Objective:
Report all lines holding "acetoxyoctanoate".

........

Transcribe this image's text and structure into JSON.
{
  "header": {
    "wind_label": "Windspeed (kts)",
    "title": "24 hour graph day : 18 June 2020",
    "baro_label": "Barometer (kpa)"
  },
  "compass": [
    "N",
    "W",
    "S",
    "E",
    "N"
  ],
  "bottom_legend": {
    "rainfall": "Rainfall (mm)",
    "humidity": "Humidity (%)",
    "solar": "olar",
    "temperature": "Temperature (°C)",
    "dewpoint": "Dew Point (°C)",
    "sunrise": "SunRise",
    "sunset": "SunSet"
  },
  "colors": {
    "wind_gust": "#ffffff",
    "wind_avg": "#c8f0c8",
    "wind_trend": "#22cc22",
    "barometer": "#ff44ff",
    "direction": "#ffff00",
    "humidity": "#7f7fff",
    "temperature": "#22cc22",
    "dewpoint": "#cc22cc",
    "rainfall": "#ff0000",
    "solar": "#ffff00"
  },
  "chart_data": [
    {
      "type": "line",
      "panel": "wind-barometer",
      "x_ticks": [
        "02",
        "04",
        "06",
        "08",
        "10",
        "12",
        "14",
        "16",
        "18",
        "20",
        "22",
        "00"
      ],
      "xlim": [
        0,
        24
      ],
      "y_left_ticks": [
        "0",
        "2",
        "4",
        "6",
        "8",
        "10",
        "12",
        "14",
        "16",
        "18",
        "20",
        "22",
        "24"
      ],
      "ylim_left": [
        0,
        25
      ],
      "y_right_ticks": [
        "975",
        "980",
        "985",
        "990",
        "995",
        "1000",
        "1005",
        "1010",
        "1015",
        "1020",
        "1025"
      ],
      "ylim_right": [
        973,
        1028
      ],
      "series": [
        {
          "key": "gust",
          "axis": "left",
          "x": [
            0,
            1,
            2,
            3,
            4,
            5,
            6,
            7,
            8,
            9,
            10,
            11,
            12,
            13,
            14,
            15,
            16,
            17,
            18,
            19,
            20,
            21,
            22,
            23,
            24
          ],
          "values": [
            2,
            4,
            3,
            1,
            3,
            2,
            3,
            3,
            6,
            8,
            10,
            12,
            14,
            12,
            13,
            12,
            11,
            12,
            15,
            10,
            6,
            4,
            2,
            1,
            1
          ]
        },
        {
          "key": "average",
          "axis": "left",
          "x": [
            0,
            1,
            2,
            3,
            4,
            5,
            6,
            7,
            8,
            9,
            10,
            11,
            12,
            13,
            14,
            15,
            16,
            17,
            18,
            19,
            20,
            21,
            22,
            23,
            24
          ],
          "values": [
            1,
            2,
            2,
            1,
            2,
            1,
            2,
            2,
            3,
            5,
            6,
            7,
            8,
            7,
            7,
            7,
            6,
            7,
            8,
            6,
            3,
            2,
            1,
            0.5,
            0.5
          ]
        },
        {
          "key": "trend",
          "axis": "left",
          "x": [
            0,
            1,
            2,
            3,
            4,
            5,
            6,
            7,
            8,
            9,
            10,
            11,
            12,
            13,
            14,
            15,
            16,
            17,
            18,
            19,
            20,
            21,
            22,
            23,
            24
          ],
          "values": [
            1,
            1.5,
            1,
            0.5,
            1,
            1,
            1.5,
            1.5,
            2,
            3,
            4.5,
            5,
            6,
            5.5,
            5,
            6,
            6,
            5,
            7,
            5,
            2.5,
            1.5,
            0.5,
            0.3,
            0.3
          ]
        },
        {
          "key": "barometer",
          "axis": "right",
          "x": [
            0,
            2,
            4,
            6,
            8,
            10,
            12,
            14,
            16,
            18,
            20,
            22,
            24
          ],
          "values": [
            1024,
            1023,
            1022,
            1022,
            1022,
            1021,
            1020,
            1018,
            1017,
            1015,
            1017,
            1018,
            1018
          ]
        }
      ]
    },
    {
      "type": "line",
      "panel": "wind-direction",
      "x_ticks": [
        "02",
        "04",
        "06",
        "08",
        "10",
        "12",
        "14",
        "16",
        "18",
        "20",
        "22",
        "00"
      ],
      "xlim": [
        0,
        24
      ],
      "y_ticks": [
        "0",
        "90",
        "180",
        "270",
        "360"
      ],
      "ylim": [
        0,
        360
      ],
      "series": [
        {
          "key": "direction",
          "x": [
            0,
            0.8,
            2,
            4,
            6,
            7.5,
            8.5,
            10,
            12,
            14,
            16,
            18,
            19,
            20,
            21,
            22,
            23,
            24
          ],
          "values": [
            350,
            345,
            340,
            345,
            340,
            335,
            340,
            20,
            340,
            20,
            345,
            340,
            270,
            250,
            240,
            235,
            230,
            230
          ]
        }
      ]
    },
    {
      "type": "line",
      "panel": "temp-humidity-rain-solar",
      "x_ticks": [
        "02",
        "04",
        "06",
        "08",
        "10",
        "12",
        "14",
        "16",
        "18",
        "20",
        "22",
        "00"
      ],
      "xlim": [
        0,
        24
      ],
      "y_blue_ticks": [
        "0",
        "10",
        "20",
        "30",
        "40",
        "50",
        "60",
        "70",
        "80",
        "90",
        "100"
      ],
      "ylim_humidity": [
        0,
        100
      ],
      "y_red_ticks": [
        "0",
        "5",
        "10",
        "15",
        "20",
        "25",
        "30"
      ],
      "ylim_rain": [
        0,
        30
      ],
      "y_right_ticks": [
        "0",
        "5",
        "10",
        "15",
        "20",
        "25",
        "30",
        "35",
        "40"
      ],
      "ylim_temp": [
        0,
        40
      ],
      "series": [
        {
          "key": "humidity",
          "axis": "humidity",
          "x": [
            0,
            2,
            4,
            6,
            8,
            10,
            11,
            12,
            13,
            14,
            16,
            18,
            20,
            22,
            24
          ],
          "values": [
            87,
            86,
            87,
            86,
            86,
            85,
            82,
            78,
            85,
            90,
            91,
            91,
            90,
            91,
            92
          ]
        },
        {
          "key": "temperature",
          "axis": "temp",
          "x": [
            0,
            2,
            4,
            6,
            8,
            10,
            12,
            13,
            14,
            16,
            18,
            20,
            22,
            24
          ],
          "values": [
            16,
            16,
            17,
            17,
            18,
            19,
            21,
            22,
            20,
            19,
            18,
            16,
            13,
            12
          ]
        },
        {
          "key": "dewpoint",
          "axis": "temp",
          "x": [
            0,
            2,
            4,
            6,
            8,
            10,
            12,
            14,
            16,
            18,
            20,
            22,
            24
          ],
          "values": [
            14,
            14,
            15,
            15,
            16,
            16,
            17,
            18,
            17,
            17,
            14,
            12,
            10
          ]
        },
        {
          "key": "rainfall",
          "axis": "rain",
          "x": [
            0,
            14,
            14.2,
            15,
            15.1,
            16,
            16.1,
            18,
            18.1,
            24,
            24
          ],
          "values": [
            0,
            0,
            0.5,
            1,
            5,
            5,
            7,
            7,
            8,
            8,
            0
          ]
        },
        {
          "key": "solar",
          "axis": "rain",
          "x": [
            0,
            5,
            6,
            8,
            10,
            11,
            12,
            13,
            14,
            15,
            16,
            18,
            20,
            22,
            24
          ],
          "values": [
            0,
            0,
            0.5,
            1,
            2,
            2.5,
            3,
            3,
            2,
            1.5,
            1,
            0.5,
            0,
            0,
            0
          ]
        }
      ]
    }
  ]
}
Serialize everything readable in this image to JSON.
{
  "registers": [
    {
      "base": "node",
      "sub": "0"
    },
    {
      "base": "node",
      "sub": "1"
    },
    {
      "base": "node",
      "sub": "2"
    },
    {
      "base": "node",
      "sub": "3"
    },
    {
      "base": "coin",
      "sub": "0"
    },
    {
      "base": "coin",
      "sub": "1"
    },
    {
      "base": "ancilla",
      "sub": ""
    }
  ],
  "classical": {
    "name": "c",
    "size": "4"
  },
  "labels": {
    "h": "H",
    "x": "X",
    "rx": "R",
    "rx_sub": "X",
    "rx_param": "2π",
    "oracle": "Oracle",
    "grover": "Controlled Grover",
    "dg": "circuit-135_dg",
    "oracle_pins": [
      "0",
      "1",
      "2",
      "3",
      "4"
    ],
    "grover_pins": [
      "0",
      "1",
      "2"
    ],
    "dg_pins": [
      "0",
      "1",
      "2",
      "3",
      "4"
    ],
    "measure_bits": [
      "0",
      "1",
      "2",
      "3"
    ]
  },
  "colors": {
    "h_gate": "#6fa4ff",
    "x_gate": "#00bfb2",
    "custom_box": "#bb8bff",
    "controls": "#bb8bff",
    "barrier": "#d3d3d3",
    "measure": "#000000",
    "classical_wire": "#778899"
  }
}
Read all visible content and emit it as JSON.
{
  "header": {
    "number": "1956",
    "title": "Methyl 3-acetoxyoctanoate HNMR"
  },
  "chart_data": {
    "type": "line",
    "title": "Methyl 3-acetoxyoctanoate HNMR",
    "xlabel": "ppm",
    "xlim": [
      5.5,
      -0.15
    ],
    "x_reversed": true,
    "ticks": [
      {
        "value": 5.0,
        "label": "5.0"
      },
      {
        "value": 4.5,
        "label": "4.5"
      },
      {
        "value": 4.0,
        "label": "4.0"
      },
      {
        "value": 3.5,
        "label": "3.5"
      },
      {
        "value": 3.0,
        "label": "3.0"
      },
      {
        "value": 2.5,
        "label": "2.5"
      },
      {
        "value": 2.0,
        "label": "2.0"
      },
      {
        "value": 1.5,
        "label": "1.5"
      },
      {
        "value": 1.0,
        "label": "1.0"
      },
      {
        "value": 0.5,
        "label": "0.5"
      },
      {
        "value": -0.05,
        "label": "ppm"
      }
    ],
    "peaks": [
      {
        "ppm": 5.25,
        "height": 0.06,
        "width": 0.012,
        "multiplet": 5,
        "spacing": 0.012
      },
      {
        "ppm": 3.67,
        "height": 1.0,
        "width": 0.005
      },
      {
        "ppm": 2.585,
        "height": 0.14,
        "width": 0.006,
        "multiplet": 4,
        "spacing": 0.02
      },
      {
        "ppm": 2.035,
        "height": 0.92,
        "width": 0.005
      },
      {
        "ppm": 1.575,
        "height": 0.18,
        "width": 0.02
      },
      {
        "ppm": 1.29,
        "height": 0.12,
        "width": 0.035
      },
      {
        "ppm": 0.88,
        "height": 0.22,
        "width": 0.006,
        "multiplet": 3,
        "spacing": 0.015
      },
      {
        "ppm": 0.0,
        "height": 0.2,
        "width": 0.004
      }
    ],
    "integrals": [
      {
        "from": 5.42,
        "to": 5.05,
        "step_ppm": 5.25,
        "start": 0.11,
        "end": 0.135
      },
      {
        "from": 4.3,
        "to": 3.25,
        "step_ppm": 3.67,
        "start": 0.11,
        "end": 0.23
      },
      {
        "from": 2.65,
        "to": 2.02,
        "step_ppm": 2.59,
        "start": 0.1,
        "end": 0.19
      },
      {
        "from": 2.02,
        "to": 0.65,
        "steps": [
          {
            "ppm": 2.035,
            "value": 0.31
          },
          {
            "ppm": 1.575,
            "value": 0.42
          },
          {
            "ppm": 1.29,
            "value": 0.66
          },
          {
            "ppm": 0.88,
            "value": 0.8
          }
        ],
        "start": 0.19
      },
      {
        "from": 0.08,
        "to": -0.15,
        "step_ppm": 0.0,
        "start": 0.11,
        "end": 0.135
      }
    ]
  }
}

........

Solution below:
    "title": "Methyl 3-acetoxyoctanoate HNMR"
    "title": "Methyl 3-acetoxyoctanoate HNMR",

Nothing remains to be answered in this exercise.